* [Exercise brief] Would you transcribe all of the data exactly, down to the last character?

------

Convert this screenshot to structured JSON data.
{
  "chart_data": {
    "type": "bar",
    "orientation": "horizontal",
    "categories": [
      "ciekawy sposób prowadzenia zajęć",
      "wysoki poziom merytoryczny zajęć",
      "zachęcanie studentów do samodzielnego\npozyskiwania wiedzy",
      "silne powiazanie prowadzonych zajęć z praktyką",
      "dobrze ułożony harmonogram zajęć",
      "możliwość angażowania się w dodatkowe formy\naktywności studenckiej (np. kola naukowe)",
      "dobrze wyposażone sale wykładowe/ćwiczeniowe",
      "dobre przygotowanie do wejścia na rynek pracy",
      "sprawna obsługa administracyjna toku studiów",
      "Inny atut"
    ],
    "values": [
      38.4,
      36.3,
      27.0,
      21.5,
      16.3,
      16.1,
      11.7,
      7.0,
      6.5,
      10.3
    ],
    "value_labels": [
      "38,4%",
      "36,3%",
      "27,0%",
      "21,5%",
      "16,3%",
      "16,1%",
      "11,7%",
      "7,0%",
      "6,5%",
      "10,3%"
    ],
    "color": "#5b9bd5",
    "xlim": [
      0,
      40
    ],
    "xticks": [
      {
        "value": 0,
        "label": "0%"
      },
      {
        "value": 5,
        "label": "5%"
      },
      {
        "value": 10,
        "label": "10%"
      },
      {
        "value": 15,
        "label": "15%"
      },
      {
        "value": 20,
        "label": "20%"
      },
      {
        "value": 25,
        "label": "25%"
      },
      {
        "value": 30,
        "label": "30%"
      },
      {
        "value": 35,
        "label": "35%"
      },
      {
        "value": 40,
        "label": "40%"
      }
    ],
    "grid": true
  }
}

------

* [Answer to the exercise]
Convert this screenshot to structured JSON data.
{
  "chart_data": {
    "type": "bar",
    "orientation": "horizontal",
    "categories": [
      "ciekawy sposób prowadzenia zajęć",
      "wysoki poziom merytoryczny zajęć",
      "zachęcanie studentów do samodzielnego\npozyskiwania wiedzy",
      "silne powiazanie prowadzonych zajęć z praktyką",
      "dobrze ułożony harmonogram zajęć",
      "możliwość angażowania się w dodatkowe formy\naktywności studenckiej (np. kola naukowe)",
      "dobrze wyposażone sale wykładowe/ćwiczeniowe",
      "dobre przygotowanie do wejścia na rynek pracy",
      "sprawna obsługa administracyjna toku studiów",
      "Inny atut"
    ],
    "values": [
      38.4,
      36.3,
      27.0,
      21.5,
      16.3,
      16.1,
      11.7,
      7.0,
      6.5,
      10.3
    ],
    "value_labels": [
      "38,4%",
      "36,3%",
      "27,0%",
      "21,5%",
      "16,3%",
      "16,1%",
      "11,7%",
      "7,0%",
      "6,5%",
      "10,3%"
    ],
    "color": "#5b9bd5",
    "xlim": [
      0,
      40
    ],
    "xticks": [
      {
        "value": 0,
        "label": "0%"
      },
      {
        "value": 5,
        "label": "5%"
      },
      {
        "value": 10,
        "label": "10%"
      },
      {
        "value": 15,
        "label": "15%"
      },
      {
        "value": 20,
        "label": "20%"
      },
      {
        "value": 25,
        "label": "25%"
      },
      {
        "value": 30,
        "label": "30%"
      },
      {
        "value": 35,
        "label": "35%"
      },
      {
        "value": 40,
        "label": "40%"
      }
    ],
    "grid": true
  }
}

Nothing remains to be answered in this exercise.